#### Exercise brief:
Identify the lines that contain the string "ציונים", then copy each of them.

** START Source data **

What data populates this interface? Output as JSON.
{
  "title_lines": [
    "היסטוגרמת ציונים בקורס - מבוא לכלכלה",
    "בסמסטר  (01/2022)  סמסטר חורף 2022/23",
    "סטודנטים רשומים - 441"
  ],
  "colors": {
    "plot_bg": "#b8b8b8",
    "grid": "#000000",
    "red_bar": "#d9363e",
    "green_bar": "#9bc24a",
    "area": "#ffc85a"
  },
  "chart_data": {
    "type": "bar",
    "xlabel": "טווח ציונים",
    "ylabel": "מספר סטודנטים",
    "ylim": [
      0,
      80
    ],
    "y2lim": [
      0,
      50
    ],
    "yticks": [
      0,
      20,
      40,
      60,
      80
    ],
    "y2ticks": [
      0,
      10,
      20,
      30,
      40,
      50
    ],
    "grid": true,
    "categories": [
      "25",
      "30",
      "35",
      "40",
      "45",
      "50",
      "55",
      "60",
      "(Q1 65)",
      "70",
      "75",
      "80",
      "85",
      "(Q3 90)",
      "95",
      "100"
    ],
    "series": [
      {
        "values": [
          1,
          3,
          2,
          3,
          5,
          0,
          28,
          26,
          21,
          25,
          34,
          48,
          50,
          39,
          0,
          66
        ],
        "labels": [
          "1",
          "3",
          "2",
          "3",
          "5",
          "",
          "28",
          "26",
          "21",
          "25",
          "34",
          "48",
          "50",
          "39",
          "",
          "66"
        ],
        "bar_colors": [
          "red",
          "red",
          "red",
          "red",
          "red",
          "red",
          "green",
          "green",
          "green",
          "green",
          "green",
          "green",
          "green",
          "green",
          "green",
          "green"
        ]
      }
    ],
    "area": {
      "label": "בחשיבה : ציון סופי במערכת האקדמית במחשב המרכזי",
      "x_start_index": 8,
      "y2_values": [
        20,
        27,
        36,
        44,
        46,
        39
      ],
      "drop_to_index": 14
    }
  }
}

** END Source data **

#### Result of this task:
    "היסטוגרמת ציונים בקורס - מבוא לכלכלה",
    "xlabel": "טווח ציונים",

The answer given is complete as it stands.